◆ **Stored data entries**
--- begin ---
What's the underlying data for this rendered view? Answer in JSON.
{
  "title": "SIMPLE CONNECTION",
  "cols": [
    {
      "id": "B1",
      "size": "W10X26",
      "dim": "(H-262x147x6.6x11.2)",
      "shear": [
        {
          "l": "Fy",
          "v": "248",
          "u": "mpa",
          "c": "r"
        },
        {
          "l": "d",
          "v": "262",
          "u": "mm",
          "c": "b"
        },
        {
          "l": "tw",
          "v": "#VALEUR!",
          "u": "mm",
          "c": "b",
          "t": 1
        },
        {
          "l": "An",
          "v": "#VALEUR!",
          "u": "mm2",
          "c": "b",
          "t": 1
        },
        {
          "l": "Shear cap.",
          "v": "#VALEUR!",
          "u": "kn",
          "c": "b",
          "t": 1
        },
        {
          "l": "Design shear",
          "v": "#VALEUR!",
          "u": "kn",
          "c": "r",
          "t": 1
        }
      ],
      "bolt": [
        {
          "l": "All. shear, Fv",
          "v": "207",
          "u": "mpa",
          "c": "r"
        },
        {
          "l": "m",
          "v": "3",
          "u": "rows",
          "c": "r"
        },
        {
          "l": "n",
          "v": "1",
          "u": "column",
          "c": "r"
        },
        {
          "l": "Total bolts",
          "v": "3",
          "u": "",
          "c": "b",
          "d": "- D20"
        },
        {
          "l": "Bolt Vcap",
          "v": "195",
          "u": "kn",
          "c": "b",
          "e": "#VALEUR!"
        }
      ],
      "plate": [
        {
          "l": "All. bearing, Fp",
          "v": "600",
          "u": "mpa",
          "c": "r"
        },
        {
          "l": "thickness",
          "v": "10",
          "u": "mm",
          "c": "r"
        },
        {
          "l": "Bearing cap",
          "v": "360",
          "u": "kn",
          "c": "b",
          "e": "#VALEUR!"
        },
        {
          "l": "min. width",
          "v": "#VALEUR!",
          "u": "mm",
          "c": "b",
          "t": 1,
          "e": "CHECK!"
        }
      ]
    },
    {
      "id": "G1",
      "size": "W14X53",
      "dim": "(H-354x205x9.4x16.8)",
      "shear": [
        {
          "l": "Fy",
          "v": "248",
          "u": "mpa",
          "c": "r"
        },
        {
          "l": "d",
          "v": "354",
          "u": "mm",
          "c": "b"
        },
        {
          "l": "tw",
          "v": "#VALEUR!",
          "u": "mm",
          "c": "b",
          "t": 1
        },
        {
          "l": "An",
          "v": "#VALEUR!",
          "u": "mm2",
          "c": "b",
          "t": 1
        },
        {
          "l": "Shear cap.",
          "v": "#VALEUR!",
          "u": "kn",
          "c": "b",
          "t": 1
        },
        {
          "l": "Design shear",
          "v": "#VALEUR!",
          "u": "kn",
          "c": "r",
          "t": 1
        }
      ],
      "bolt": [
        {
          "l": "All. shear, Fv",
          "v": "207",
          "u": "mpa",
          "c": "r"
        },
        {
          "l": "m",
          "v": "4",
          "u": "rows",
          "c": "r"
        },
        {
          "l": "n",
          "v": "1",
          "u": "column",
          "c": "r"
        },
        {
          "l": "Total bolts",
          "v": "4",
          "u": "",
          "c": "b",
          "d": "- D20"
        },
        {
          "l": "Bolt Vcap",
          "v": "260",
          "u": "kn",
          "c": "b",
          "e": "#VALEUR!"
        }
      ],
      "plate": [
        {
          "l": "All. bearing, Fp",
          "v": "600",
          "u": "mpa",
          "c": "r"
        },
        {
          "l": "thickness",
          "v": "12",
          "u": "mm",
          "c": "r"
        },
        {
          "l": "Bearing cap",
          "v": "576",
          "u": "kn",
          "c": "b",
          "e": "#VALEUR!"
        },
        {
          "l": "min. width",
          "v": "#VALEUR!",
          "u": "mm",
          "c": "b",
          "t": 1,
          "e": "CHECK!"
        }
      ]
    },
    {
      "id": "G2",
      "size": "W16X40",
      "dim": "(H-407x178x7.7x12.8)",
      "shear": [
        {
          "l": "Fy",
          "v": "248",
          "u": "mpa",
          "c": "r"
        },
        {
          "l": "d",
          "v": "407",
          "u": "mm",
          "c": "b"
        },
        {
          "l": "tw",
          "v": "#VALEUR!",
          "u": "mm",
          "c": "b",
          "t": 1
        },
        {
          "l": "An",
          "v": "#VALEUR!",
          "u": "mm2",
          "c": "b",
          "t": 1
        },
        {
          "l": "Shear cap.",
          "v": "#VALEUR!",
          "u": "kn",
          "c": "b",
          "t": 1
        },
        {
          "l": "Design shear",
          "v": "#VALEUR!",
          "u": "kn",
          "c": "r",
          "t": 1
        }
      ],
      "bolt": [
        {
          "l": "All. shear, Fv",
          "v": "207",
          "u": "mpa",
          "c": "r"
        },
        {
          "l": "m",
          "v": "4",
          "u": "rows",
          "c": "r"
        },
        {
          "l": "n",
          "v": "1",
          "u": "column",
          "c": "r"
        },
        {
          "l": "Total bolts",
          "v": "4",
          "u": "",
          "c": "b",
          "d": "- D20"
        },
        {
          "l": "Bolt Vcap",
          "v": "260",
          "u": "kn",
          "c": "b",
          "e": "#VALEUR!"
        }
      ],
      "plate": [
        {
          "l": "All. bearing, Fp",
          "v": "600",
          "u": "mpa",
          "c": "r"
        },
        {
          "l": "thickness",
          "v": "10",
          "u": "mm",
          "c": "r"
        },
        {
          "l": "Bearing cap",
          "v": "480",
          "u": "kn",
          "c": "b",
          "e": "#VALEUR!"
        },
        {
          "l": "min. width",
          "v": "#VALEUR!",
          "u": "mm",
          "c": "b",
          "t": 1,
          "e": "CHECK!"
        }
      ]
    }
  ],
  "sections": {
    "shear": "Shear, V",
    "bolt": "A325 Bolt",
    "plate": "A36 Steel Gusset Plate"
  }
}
--- end ---
◆ **YOUR GOAL**
Your task is to output all of the data above word for word.

◆ **EXERCISE ANSWER**
What's the underlying data for this rendered view? Answer in JSON.
{
  "title": "SIMPLE CONNECTION",
  "cols": [
    {
      "id": "B1",
      "size": "W10X26",
      "dim": "(H-262x147x6.6x11.2)",
      "shear": [
        {
          "l": "Fy",
          "v": "248",
          "u": "mpa",
          "c": "r"
        },
        {
          "l": "d",
          "v": "262",
          "u": "mm",
          "c": "b"
        },
        {
          "l": "tw",
          "v": "#VALEUR!",
          "u": "mm",
          "c": "b",
          "t": 1
        },
        {
          "l": "An",
          "v": "#VALEUR!",
          "u": "mm2",
          "c": "b",
          "t": 1
        },
        {
          "l": "Shear cap.",
          "v": "#VALEUR!",
          "u": "kn",
          "c": "b",
          "t": 1
        },
        {
          "l": "Design shear",
          "v": "#VALEUR!",
          "u": "kn",
          "c": "r",
          "t": 1
        }
      ],
      "bolt": [
        {
          "l": "All. shear, Fv",
          "v": "207",
          "u": "mpa",
          "c": "r"
        },
        {
          "l": "m",
          "v": "3",
          "u": "rows",
          "c": "r"
        },
        {
          "l": "n",
          "v": "1",
          "u": "column",
          "c": "r"
        },
        {
          "l": "Total bolts",
          "v": "3",
          "u": "",
          "c": "b",
          "d": "- D20"
        },
        {
          "l": "Bolt Vcap",
          "v": "195",
          "u": "kn",
          "c": "b",
          "e": "#VALEUR!"
        }
      ],
      "plate": [
        {
          "l": "All. bearing, Fp",
          "v": "600",
          "u": "mpa",
          "c": "r"
        },
        {
          "l": "thickness",
          "v": "10",
          "u": "mm",
          "c": "r"
        },
        {
          "l": "Bearing cap",
          "v": "360",
          "u": "kn",
          "c": "b",
          "e": "#VALEUR!"
        },
        {
          "l": "min. width",
          "v": "#VALEUR!",
          "u": "mm",
          "c": "b",
          "t": 1,
          "e": "CHECK!"
        }
      ]
    },
    {
      "id": "G1",
      "size": "W14X53",
      "dim": "(H-354x205x9.4x16.8)",
      "shear": [
        {
          "l": "Fy",
          "v": "248",
          "u": "mpa",
          "c": "r"
        },
        {
          "l": "d",
          "v": "354",
          "u": "mm",
          "c": "b"
        },
        {
          "l": "tw",
          "v": "#VALEUR!",
          "u": "mm",
          "c": "b",
          "t": 1
        },
        {
          "l": "An",
          "v": "#VALEUR!",
          "u": "mm2",
          "c": "b",
          "t": 1
        },
        {
          "l": "Shear cap.",
          "v": "#VALEUR!",
          "u": "kn",
          "c": "b",
          "t": 1
        },
        {
          "l": "Design shear",
          "v": "#VALEUR!",
          "u": "kn",
          "c": "r",
          "t": 1
        }
      ],
      "bolt": [
        {
          "l": "All. shear, Fv",
          "v": "207",
          "u": "mpa",
          "c": "r"
        },
        {
          "l": "m",
          "v": "4",
          "u": "rows",
          "c": "r"
        },
        {
          "l": "n",
          "v": "1",
          "u": "column",
          "c": "r"
        },
        {
          "l": "Total bolts",
          "v": "4",
          "u": "",
          "c": "b",
          "d": "- D20"
        },
        {
          "l": "Bolt Vcap",
          "v": "260",
          "u": "kn",
          "c": "b",
          "e": "#VALEUR!"
        }
      ],
      "plate": [
        {
          "l": "All. bearing, Fp",
          "v": "600",
          "u": "mpa",
          "c": "r"
        },
        {
          "l": "thickness",
          "v": "12",
          "u": "mm",
          "c": "r"
        },
        {
          "l": "Bearing cap",
          "v": "576",
          "u": "kn",
          "c": "b",
          "e": "#VALEUR!"
        },
        {
          "l": "min. width",
          "v": "#VALEUR!",
          "u": "mm",
          "c": "b",
          "t": 1,
          "e": "CHECK!"
        }
      ]
    },
    {
      "id": "G2",
      "size": "W16X40",
      "dim": "(H-407x178x7.7x12.8)",
      "shear": [
        {
          "l": "Fy",
          "v": "248",
          "u": "mpa",
          "c": "r"
        },
        {
          "l": "d",
          "v": "407",
          "u": "mm",
          "c": "b"
        },
        {
          "l": "tw",
          "v": "#VALEUR!",
          "u": "mm",
          "c": "b",
          "t": 1
        },
        {
          "l": "An",
          "v": "#VALEUR!",
          "u": "mm2",
          "c": "b",
          "t": 1
        },
        {
          "l": "Shear cap.",
          "v": "#VALEUR!",
          "u": "kn",
          "c": "b",
          "t": 1
        },
        {
          "l": "Design shear",
          "v": "#VALEUR!",
          "u": "kn",
          "c": "r",
          "t": 1
        }
      ],
      "bolt": [
        {
          "l": "All. shear, Fv",
          "v": "207",
          "u": "mpa",
          "c": "r"
        },
        {
          "l": "m",
          "v": "4",
          "u": "rows",
          "c": "r"
        },
        {
          "l": "n",
          "v": "1",
          "u": "column",
          "c": "r"
        },
        {
          "l": "Total bolts",
          "v": "4",
          "u": "",
          "c": "b",
          "d": "- D20"
        },
        {
          "l": "Bolt Vcap",
          "v": "260",
          "u": "kn",
          "c": "b",
          "e": "#VALEUR!"
        }
      ],
      "plate": [
        {
          "l": "All. bearing, Fp",
          "v": "600",
          "u": "mpa",
          "c": "r"
        },
        {
          "l": "thickness",
          "v": "10",
          "u": "mm",
          "c": "r"
        },
        {
          "l": "Bearing cap",
          "v": "480",
          "u": "kn",
          "c": "b",
          "e": "#VALEUR!"
        },
        {
          "l": "min. width",
          "v": "#VALEUR!",
          "u": "mm",
          "c": "b",
          "t": 1,
          "e": "CHECK!"
        }
      ]
    }
  ],
  "sections": {
    "shear": "Shear, V",
    "bolt": "A325 Bolt",
    "plate": "A36 Steel Gusset Plate"
  }
}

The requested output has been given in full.